— begin Records —

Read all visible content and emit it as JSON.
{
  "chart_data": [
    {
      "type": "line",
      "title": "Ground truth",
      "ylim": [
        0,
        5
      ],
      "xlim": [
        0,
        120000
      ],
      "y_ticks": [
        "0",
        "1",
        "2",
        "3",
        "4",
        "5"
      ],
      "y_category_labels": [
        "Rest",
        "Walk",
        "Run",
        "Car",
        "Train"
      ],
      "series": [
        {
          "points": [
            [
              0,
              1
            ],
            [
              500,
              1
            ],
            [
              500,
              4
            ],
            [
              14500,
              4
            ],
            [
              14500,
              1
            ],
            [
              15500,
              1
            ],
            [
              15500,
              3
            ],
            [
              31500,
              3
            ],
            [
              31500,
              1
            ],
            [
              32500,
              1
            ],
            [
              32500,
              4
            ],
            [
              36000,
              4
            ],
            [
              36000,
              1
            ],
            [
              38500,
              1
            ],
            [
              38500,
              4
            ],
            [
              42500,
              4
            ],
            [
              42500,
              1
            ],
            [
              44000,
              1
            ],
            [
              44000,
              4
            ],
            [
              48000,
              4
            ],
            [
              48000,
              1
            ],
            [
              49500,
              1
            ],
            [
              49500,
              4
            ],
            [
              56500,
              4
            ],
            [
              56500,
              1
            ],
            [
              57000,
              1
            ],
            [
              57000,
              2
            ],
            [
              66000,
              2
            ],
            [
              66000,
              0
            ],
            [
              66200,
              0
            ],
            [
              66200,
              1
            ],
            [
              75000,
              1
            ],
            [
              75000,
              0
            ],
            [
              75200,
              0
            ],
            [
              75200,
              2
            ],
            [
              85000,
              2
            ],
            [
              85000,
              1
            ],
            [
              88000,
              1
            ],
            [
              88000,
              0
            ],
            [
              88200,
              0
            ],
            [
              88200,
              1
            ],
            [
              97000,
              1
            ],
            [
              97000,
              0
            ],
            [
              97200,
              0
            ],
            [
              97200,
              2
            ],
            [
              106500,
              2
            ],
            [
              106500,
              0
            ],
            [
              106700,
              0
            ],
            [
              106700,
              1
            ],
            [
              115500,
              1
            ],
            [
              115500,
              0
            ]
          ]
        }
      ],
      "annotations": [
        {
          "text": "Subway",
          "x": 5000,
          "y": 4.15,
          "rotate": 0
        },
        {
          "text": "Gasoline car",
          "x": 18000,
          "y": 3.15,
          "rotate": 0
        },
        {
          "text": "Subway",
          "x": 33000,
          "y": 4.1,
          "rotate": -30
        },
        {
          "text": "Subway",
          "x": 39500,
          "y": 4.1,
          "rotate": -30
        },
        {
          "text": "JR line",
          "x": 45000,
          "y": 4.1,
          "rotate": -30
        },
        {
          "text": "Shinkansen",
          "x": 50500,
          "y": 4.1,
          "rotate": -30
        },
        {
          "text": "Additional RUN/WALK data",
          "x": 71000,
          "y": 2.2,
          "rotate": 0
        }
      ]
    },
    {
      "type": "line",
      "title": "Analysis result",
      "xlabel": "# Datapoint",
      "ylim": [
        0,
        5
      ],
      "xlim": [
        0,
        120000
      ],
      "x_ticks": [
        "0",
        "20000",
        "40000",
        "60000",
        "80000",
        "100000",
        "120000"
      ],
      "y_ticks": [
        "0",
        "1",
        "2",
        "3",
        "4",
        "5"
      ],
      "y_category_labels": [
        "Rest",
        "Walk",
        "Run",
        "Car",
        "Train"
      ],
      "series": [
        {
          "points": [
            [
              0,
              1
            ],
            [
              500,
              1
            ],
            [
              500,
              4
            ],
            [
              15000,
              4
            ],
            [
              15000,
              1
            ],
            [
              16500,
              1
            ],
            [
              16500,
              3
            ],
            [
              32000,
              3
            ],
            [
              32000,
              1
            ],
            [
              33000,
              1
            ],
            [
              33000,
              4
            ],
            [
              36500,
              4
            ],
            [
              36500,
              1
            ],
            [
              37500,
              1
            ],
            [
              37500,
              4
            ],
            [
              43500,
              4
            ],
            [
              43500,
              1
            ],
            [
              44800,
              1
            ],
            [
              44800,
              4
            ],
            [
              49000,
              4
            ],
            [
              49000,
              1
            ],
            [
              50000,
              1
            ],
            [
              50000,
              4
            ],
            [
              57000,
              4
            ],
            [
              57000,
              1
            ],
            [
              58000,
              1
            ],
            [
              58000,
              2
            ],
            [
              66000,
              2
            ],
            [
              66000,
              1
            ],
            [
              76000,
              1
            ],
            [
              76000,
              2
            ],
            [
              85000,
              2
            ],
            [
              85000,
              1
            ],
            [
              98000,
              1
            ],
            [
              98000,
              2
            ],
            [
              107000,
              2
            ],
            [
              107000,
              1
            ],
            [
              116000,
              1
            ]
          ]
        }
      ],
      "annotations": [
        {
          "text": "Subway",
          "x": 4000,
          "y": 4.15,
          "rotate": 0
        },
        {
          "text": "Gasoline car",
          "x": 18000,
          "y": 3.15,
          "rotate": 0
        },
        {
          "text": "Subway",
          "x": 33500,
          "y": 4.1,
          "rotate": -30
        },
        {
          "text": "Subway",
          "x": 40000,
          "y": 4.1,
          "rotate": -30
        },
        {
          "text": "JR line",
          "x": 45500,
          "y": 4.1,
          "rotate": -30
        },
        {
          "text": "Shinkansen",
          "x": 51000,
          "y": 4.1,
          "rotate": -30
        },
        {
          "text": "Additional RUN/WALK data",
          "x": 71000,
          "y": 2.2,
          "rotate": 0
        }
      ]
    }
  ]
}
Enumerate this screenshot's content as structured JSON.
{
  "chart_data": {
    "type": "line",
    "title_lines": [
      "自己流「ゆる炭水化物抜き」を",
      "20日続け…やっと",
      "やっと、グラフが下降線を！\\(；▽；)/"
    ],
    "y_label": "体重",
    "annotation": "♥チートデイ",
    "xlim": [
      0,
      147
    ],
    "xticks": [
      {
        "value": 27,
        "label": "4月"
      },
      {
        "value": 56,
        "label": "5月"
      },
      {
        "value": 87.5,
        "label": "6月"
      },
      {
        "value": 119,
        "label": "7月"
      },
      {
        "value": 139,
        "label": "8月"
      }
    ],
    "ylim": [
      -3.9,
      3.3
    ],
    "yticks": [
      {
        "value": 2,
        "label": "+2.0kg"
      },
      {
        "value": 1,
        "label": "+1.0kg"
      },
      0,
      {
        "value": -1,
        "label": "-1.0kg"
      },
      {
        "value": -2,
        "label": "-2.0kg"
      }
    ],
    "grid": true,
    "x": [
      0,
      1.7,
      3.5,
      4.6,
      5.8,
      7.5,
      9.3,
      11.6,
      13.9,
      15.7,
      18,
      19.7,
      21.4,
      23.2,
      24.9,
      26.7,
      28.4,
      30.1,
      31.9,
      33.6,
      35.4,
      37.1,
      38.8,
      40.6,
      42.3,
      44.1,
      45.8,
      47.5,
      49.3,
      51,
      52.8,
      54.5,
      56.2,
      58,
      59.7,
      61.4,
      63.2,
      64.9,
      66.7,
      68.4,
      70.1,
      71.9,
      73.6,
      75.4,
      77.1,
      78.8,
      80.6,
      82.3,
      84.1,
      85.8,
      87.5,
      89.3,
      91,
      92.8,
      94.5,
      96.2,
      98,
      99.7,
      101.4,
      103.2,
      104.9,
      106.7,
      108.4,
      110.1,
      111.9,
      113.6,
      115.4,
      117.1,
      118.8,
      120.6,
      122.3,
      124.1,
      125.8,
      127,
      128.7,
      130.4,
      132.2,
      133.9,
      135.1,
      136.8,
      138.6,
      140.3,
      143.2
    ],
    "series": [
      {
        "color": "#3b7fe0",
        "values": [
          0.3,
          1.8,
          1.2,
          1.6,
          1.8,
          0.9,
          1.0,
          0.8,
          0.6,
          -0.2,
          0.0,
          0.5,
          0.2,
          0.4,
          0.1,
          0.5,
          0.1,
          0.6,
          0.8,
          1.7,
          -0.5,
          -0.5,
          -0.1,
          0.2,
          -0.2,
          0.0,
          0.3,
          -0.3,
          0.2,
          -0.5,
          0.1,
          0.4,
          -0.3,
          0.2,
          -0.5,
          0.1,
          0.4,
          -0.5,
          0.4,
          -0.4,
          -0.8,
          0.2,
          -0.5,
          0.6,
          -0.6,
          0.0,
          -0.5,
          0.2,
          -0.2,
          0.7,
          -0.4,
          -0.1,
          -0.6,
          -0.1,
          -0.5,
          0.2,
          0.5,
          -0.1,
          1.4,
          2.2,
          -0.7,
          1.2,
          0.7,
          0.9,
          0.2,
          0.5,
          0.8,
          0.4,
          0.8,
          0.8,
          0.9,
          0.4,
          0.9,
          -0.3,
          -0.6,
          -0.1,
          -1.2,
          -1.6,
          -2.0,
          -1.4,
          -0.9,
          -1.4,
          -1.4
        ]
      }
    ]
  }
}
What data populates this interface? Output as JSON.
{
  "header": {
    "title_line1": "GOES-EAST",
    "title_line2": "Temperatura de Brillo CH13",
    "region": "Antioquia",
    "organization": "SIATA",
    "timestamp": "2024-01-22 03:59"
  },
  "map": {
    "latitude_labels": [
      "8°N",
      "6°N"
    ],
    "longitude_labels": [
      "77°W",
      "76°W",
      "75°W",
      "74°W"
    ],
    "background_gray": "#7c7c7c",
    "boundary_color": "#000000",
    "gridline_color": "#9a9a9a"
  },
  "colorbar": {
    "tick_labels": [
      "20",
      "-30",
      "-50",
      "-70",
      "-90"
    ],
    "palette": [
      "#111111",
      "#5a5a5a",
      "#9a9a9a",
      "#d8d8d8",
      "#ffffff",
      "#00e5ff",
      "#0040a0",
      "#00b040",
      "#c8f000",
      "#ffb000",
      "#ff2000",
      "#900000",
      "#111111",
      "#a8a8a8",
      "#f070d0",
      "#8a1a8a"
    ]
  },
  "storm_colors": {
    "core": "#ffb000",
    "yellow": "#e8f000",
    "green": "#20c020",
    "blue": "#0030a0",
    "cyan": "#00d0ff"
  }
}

— end Records —

*Set problem:*
Transcribe word for word the lines from the one holding "What data populates" to the last line of the listing above, inclusive.

*Correct result:*
What data populates this interface? Output as JSON.
{
  "header": {
    "title_line1": "GOES-EAST",
    "title_line2": "Temperatura de Brillo CH13",
    "region": "Antioquia",
    "organization": "SIATA",
    "timestamp": "2024-01-22 03:59"
  },
  "map": {
    "latitude_labels": [
      "8°N",
      "6°N"
    ],
    "longitude_labels": [
      "77°W",
      "76°W",
      "75°W",
      "74°W"
    ],
    "background_gray": "#7c7c7c",
    "boundary_color": "#000000",
    "gridline_color": "#9a9a9a"
  },
  "colorbar": {
    "tick_labels": [
      "20",
      "-30",
      "-50",
      "-70",
      "-90"
    ],
    "palette": [
      "#111111",
      "#5a5a5a",
      "#9a9a9a",
      "#d8d8d8",
      "#ffffff",
      "#00e5ff",
      "#0040a0",
      "#00b040",
      "#c8f000",
      "#ffb000",
      "#ff2000",
      "#900000",
      "#111111",
      "#a8a8a8",
      "#f070d0",
      "#8a1a8a"
    ]
  },
  "storm_colors": {
    "core": "#ffb000",
    "yellow": "#e8f000",
    "green": "#20c020",
    "blue": "#0030a0",
    "cyan": "#00d0ff"
  }
}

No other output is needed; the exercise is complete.